-- START --

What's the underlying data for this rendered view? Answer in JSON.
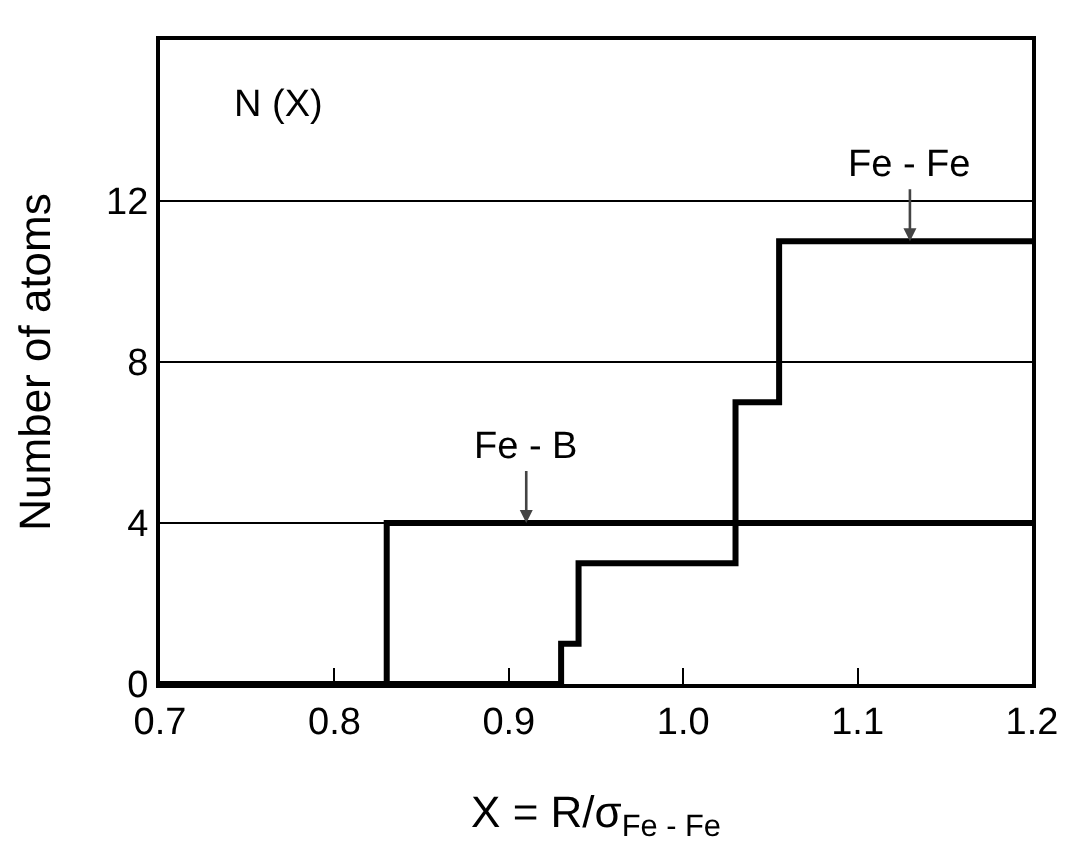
{
  "chart_data": {
    "type": "step",
    "xlabel": "X = R/σ$_{Fe - Fe}$",
    "ylabel": "Number of atoms",
    "series": [
      {
        "color": "#000000",
        "x": [
          0.7,
          0.83,
          1.2
        ],
        "values": [
          0,
          4,
          4
        ]
      },
      {
        "color": "#000000",
        "x": [
          0.7,
          0.93,
          0.94,
          1.03,
          1.055,
          1.2
        ],
        "values": [
          0,
          1,
          3,
          7,
          11,
          11
        ]
      }
    ],
    "annotations": [
      "N (X)",
      {
        "text": "Fe - B",
        "x": 0.91,
        "y": 4
      },
      {
        "text": "Fe - Fe",
        "x": 1.13,
        "y": 11
      }
    ],
    "xlim": [
      0.7,
      1.2
    ],
    "xticks": [
      0.7,
      0.8,
      0.9,
      {
        "value": 1,
        "label": "1.0"
      },
      1.1,
      1.2
    ],
    "ylim": [
      0,
      16
    ],
    "yticks": [
      0,
      4,
      8,
      12
    ],
    "grid": "y",
    "line_style": "solid",
    "marker": "none"
  }
}
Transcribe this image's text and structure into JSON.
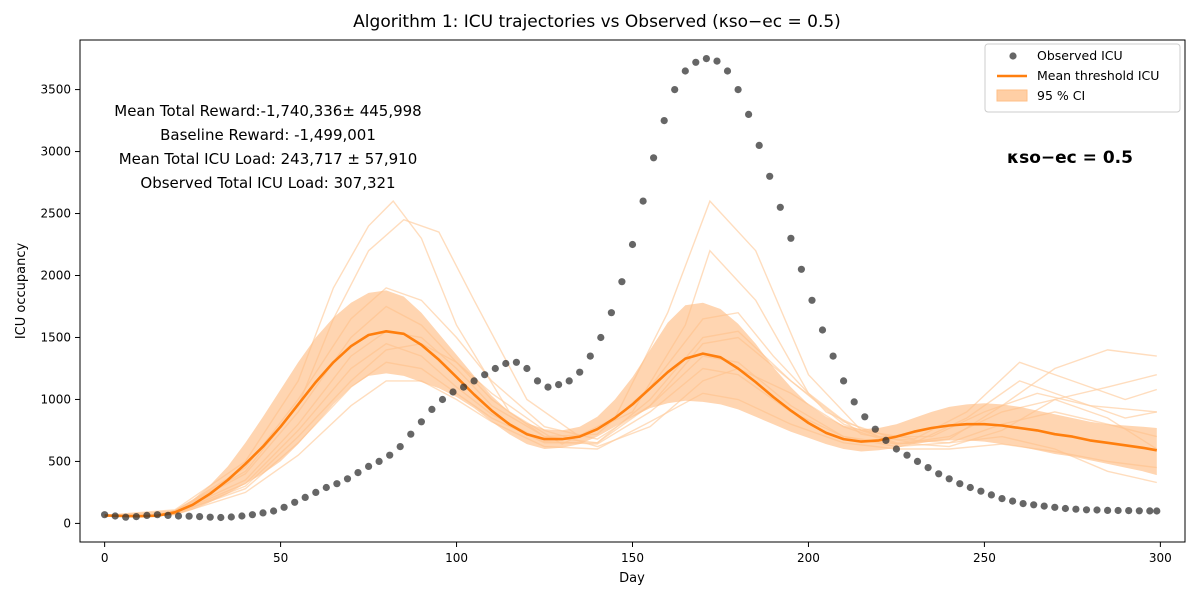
{
  "chart_data": {
    "type": "line",
    "title": "Algorithm 1: ICU trajectories vs Observed (κso−ec = 0.5)",
    "xlabel": "Day",
    "ylabel": "ICU occupancy",
    "xlim": [
      -7,
      307
    ],
    "ylim": [
      -150,
      3900
    ],
    "x_ticks": [
      0,
      50,
      100,
      150,
      200,
      250,
      300
    ],
    "y_ticks": [
      0,
      500,
      1000,
      1500,
      2000,
      2500,
      3000,
      3500
    ],
    "legend": {
      "position": "top-right",
      "entries": [
        "Observed ICU",
        "Mean threshold ICU",
        "95 % CI"
      ]
    },
    "annotations": [
      "Mean Total Reward:-1,740,336± 445,998",
      "Baseline Reward: -1,499,001",
      "Mean Total ICU Load: 243,717 ± 57,910",
      "Observed Total ICU Load: 307,321"
    ],
    "kappa_label": "κso−ec = 0.5",
    "colors": {
      "observed": "#333333",
      "mean": "#ff7f0e",
      "ci": "#ffbf87",
      "trajectory": "#ffcfa3"
    },
    "series": [
      {
        "name": "Observed ICU",
        "kind": "scatter",
        "x": [
          0,
          3,
          6,
          9,
          12,
          15,
          18,
          21,
          24,
          27,
          30,
          33,
          36,
          39,
          42,
          45,
          48,
          51,
          54,
          57,
          60,
          63,
          66,
          69,
          72,
          75,
          78,
          81,
          84,
          87,
          90,
          93,
          96,
          99,
          102,
          105,
          108,
          111,
          114,
          117,
          120,
          123,
          126,
          129,
          132,
          135,
          138,
          141,
          144,
          147,
          150,
          153,
          156,
          159,
          162,
          165,
          168,
          171,
          174,
          177,
          180,
          183,
          186,
          189,
          192,
          195,
          198,
          201,
          204,
          207,
          210,
          213,
          216,
          219,
          222,
          225,
          228,
          231,
          234,
          237,
          240,
          243,
          246,
          249,
          252,
          255,
          258,
          261,
          264,
          267,
          270,
          273,
          276,
          279,
          282,
          285,
          288,
          291,
          294,
          297,
          299
        ],
        "y": [
          70,
          60,
          50,
          55,
          65,
          70,
          65,
          60,
          58,
          55,
          50,
          48,
          52,
          60,
          70,
          85,
          100,
          130,
          170,
          210,
          250,
          290,
          320,
          360,
          410,
          460,
          500,
          550,
          620,
          720,
          820,
          920,
          1000,
          1060,
          1100,
          1150,
          1200,
          1250,
          1290,
          1300,
          1250,
          1150,
          1100,
          1120,
          1150,
          1220,
          1350,
          1500,
          1700,
          1950,
          2250,
          2600,
          2950,
          3250,
          3500,
          3650,
          3720,
          3750,
          3730,
          3650,
          3500,
          3300,
          3050,
          2800,
          2550,
          2300,
          2050,
          1800,
          1560,
          1350,
          1150,
          980,
          860,
          760,
          670,
          600,
          550,
          500,
          450,
          400,
          360,
          320,
          290,
          260,
          230,
          200,
          180,
          160,
          150,
          140,
          130,
          120,
          115,
          110,
          108,
          105,
          104,
          103,
          102,
          101,
          100
        ]
      },
      {
        "name": "Mean threshold ICU",
        "kind": "line",
        "x": [
          0,
          5,
          10,
          15,
          20,
          25,
          30,
          35,
          40,
          45,
          50,
          55,
          60,
          65,
          70,
          75,
          80,
          85,
          90,
          95,
          100,
          105,
          110,
          115,
          120,
          125,
          130,
          135,
          140,
          145,
          150,
          155,
          160,
          165,
          170,
          175,
          180,
          185,
          190,
          195,
          200,
          205,
          210,
          215,
          220,
          225,
          230,
          235,
          240,
          245,
          250,
          255,
          260,
          265,
          270,
          275,
          280,
          285,
          290,
          295,
          299
        ],
        "y": [
          65,
          60,
          58,
          62,
          90,
          150,
          240,
          350,
          480,
          620,
          780,
          960,
          1140,
          1300,
          1430,
          1520,
          1550,
          1530,
          1440,
          1320,
          1180,
          1040,
          910,
          800,
          720,
          680,
          680,
          700,
          760,
          850,
          960,
          1090,
          1220,
          1330,
          1370,
          1340,
          1250,
          1140,
          1020,
          910,
          810,
          730,
          680,
          660,
          670,
          700,
          740,
          770,
          790,
          800,
          800,
          790,
          770,
          750,
          720,
          700,
          670,
          650,
          630,
          610,
          590
        ]
      },
      {
        "name": "95 % CI upper",
        "kind": "band-upper",
        "x": [
          0,
          5,
          10,
          15,
          20,
          25,
          30,
          35,
          40,
          45,
          50,
          55,
          60,
          65,
          70,
          75,
          80,
          85,
          90,
          95,
          100,
          105,
          110,
          115,
          120,
          125,
          130,
          135,
          140,
          145,
          150,
          155,
          160,
          165,
          170,
          175,
          180,
          185,
          190,
          195,
          200,
          205,
          210,
          215,
          220,
          225,
          230,
          235,
          240,
          245,
          250,
          255,
          260,
          265,
          270,
          275,
          280,
          285,
          290,
          295,
          299
        ],
        "y": [
          70,
          66,
          64,
          70,
          110,
          190,
          310,
          460,
          650,
          860,
          1080,
          1300,
          1500,
          1660,
          1780,
          1860,
          1880,
          1830,
          1700,
          1530,
          1360,
          1190,
          1030,
          900,
          810,
          760,
          750,
          780,
          860,
          1000,
          1180,
          1400,
          1620,
          1760,
          1780,
          1730,
          1610,
          1450,
          1260,
          1100,
          960,
          860,
          790,
          760,
          770,
          800,
          850,
          900,
          940,
          960,
          970,
          960,
          940,
          910,
          880,
          850,
          820,
          800,
          790,
          780,
          770
        ]
      },
      {
        "name": "95 % CI lower",
        "kind": "band-lower",
        "x": [
          0,
          5,
          10,
          15,
          20,
          25,
          30,
          35,
          40,
          45,
          50,
          55,
          60,
          65,
          70,
          75,
          80,
          85,
          90,
          95,
          100,
          105,
          110,
          115,
          120,
          125,
          130,
          135,
          140,
          145,
          150,
          155,
          160,
          165,
          170,
          175,
          180,
          185,
          190,
          195,
          200,
          205,
          210,
          215,
          220,
          225,
          230,
          235,
          240,
          245,
          250,
          255,
          260,
          265,
          270,
          275,
          280,
          285,
          290,
          295,
          299
        ],
        "y": [
          60,
          54,
          52,
          55,
          70,
          110,
          170,
          240,
          320,
          400,
          500,
          640,
          800,
          960,
          1100,
          1190,
          1210,
          1190,
          1140,
          1090,
          1020,
          930,
          820,
          720,
          640,
          600,
          610,
          640,
          700,
          780,
          860,
          930,
          970,
          990,
          980,
          960,
          920,
          860,
          800,
          740,
          690,
          640,
          600,
          580,
          590,
          610,
          640,
          660,
          670,
          670,
          660,
          640,
          620,
          590,
          560,
          540,
          510,
          480,
          450,
          420,
          390
        ]
      },
      {
        "name": "trajectory 1",
        "kind": "faint",
        "x": [
          0,
          20,
          40,
          55,
          65,
          75,
          82,
          90,
          100,
          115,
          130,
          145,
          160,
          172,
          185,
          200,
          215,
          230,
          245,
          260,
          275,
          290,
          299
        ],
        "y": [
          65,
          110,
          500,
          1150,
          1900,
          2400,
          2600,
          2300,
          1600,
          900,
          640,
          850,
          1700,
          2600,
          2200,
          1200,
          750,
          680,
          900,
          1300,
          1150,
          1000,
          1080
        ]
      },
      {
        "name": "trajectory 2",
        "kind": "faint",
        "x": [
          0,
          20,
          40,
          55,
          65,
          75,
          85,
          95,
          105,
          120,
          135,
          150,
          165,
          172,
          185,
          200,
          215,
          230,
          245,
          260,
          275,
          290,
          299
        ],
        "y": [
          62,
          100,
          420,
          950,
          1650,
          2200,
          2450,
          2350,
          1800,
          1000,
          700,
          900,
          1600,
          2200,
          1800,
          1050,
          720,
          650,
          850,
          1150,
          1000,
          850,
          900
        ]
      },
      {
        "name": "trajectory 3",
        "kind": "faint",
        "x": [
          0,
          20,
          40,
          55,
          70,
          80,
          90,
          100,
          110,
          125,
          140,
          155,
          170,
          180,
          190,
          205,
          220,
          235,
          250,
          265,
          280,
          299
        ],
        "y": [
          60,
          90,
          350,
          800,
          1350,
          1550,
          1500,
          1250,
          950,
          700,
          720,
          1100,
          1650,
          1700,
          1350,
          900,
          700,
          700,
          900,
          1050,
          950,
          900
        ]
      },
      {
        "name": "trajectory 4",
        "kind": "faint",
        "x": [
          0,
          20,
          40,
          55,
          70,
          80,
          90,
          100,
          110,
          125,
          140,
          155,
          170,
          180,
          195,
          210,
          225,
          240,
          255,
          270,
          285,
          299
        ],
        "y": [
          60,
          80,
          280,
          650,
          1100,
          1300,
          1250,
          1050,
          850,
          650,
          650,
          950,
          1350,
          1300,
          950,
          700,
          620,
          650,
          800,
          900,
          800,
          700
        ]
      },
      {
        "name": "trajectory 5",
        "kind": "faint",
        "x": [
          0,
          20,
          40,
          55,
          70,
          80,
          90,
          100,
          110,
          125,
          140,
          155,
          170,
          180,
          195,
          210,
          225,
          240,
          255,
          270,
          285,
          299
        ],
        "y": [
          62,
          95,
          400,
          900,
          1500,
          1750,
          1600,
          1300,
          1000,
          700,
          650,
          1000,
          1500,
          1550,
          1150,
          800,
          650,
          620,
          750,
          1000,
          1100,
          1200
        ]
      },
      {
        "name": "trajectory 6",
        "kind": "faint",
        "x": [
          0,
          20,
          40,
          55,
          70,
          80,
          90,
          100,
          110,
          125,
          140,
          155,
          170,
          180,
          195,
          210,
          225,
          240,
          255,
          270,
          285,
          299
        ],
        "y": [
          58,
          70,
          250,
          550,
          950,
          1150,
          1150,
          1000,
          820,
          620,
          600,
          820,
          1050,
          1000,
          800,
          650,
          600,
          600,
          640,
          580,
          500,
          450
        ]
      },
      {
        "name": "trajectory 7",
        "kind": "faint",
        "x": [
          0,
          20,
          40,
          55,
          70,
          80,
          90,
          100,
          110,
          125,
          140,
          155,
          170,
          180,
          195,
          210,
          225,
          240,
          255,
          270,
          285,
          299
        ],
        "y": [
          61,
          85,
          320,
          750,
          1250,
          1450,
          1350,
          1100,
          880,
          660,
          640,
          900,
          1250,
          1200,
          900,
          700,
          640,
          700,
          900,
          1000,
          850,
          600
        ]
      },
      {
        "name": "trajectory 8",
        "kind": "faint",
        "x": [
          0,
          20,
          40,
          55,
          70,
          80,
          90,
          100,
          110,
          125,
          140,
          155,
          170,
          180,
          195,
          210,
          225,
          240,
          255,
          270,
          285,
          299
        ],
        "y": [
          60,
          75,
          300,
          700,
          1150,
          1400,
          1450,
          1300,
          1050,
          750,
          620,
          780,
          1150,
          1250,
          1050,
          780,
          640,
          680,
          950,
          1250,
          1400,
          1350
        ]
      },
      {
        "name": "trajectory 9",
        "kind": "faint",
        "x": [
          0,
          20,
          40,
          55,
          70,
          80,
          90,
          100,
          110,
          125,
          140,
          155,
          170,
          180,
          195,
          210,
          225,
          240,
          255,
          270,
          285,
          299
        ],
        "y": [
          63,
          100,
          450,
          1000,
          1650,
          1900,
          1800,
          1500,
          1150,
          780,
          680,
          950,
          1450,
          1500,
          1150,
          820,
          680,
          650,
          700,
          600,
          420,
          330
        ]
      }
    ]
  }
}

-- END --

Report how many lines of the records above contain the word "this", giving only the number.

2